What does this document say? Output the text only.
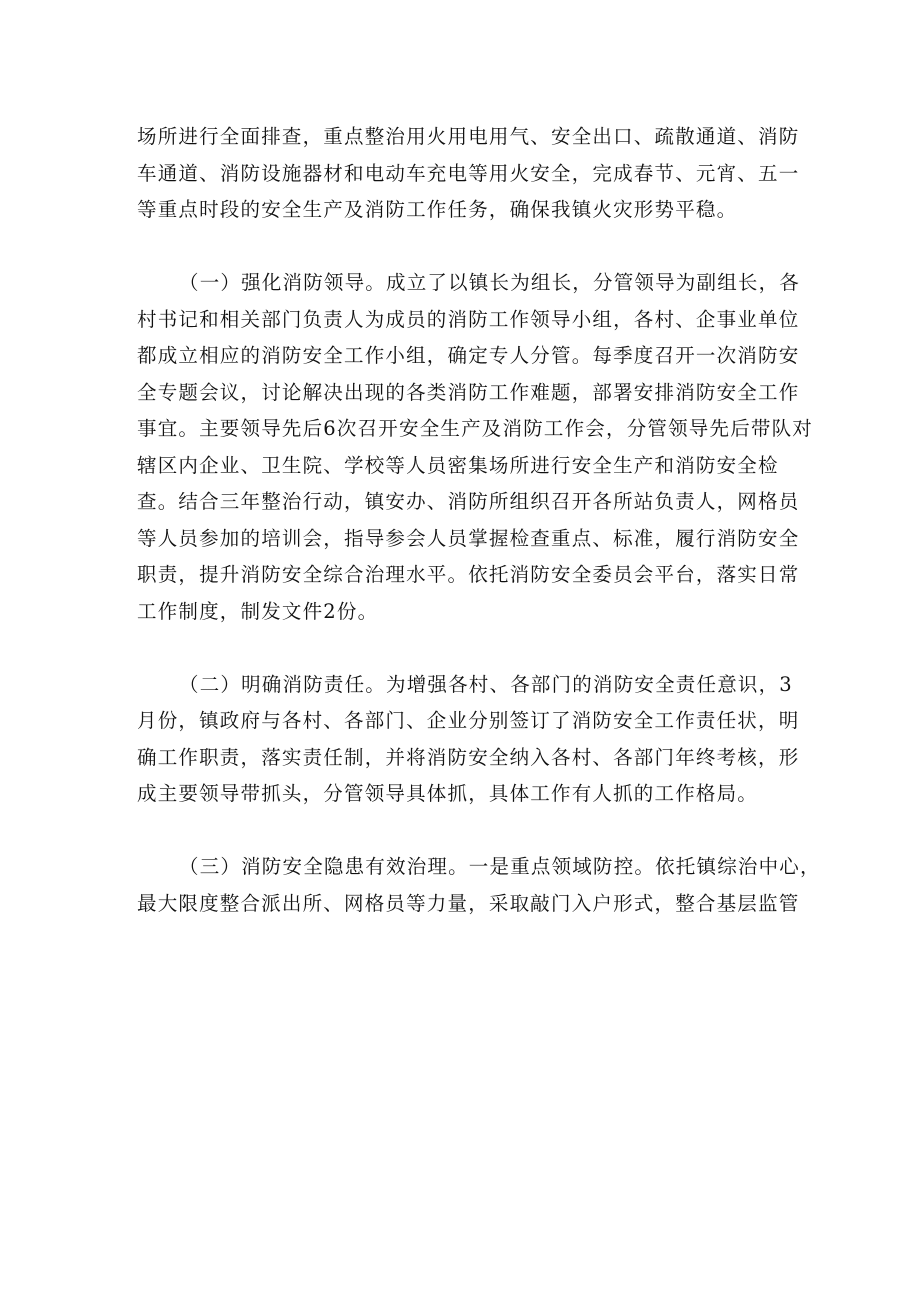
场所进行全面排查，重点整治用火用电用气、安全出口、疏散通道、消防
车通道、消防设施器材和电动车充电等用火安全，完成春节、元宵、五一
等重点时段的安全生产及消防工作任务，确保我镇火灾形势平稳。

（一）强化消防领导。成立了以镇长为组长，分管领导为副组长，各
村书记和相关部门负责人为成员的消防工作领导小组，各村、企事业单位
都成立相应的消防安全工作小组，确定专人分管。每季度召开一次消防安
全专题会议，讨论解决出现的各类消防工作难题，部署安排消防安全工作
事宜。主要领导先后6次召开安全生产及消防工作会，分管领导先后带队对
辖区内企业、卫生院、学校等人员密集场所进行安全生产和消防安全检
查。结合三年整治行动，镇安办、消防所组织召开各所站负责人，网格员
等人员参加的培训会，指导参会人员掌握检查重点、标准，履行消防安全
职责，提升消防安全综合治理水平。依托消防安全委员会平台，落实日常
工作制度，制发文件2份。

（二）明确消防责任。为增强各村、各部门的消防安全责任意识，3
月份，镇政府与各村、各部门、企业分别签订了消防安全工作责任状，明
确工作职责，落实责任制，并将消防安全纳入各村、各部门年终考核，形
成主要领导带抓头，分管领导具体抓，具体工作有人抓的工作格局。

（三）消防安全隐患有效治理。一是重点领域防控。依托镇综治中心，
最大限度整合派出所、网格员等力量，采取敲门入户形式，整合基层监管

What is being asked: Copy the records above exactly, leaving out every picture.

Solution for this task:
What does this document say? Output the text only.
场所进行全面排查，重点整治用火用电用气、安全出口、疏散通道、消防
车通道、消防设施器材和电动车充电等用火安全，完成春节、元宵、五一
等重点时段的安全生产及消防工作任务，确保我镇火灾形势平稳。

（一）强化消防领导。成立了以镇长为组长，分管领导为副组长，各
村书记和相关部门负责人为成员的消防工作领导小组，各村、企事业单位
都成立相应的消防安全工作小组，确定专人分管。每季度召开一次消防安
全专题会议，讨论解决出现的各类消防工作难题，部署安排消防安全工作
事宜。主要领导先后6次召开安全生产及消防工作会，分管领导先后带队对
辖区内企业、卫生院、学校等人员密集场所进行安全生产和消防安全检
查。结合三年整治行动，镇安办、消防所组织召开各所站负责人，网格员
等人员参加的培训会，指导参会人员掌握检查重点、标准，履行消防安全
职责，提升消防安全综合治理水平。依托消防安全委员会平台，落实日常
工作制度，制发文件2份。

（二）明确消防责任。为增强各村、各部门的消防安全责任意识，3
月份，镇政府与各村、各部门、企业分别签订了消防安全工作责任状，明
确工作职责，落实责任制，并将消防安全纳入各村、各部门年终考核，形
成主要领导带抓头，分管领导具体抓，具体工作有人抓的工作格局。

（三）消防安全隐患有效治理。一是重点领域防控。依托镇综治中心，
最大限度整合派出所、网格员等力量，采取敲门入户形式，整合基层监管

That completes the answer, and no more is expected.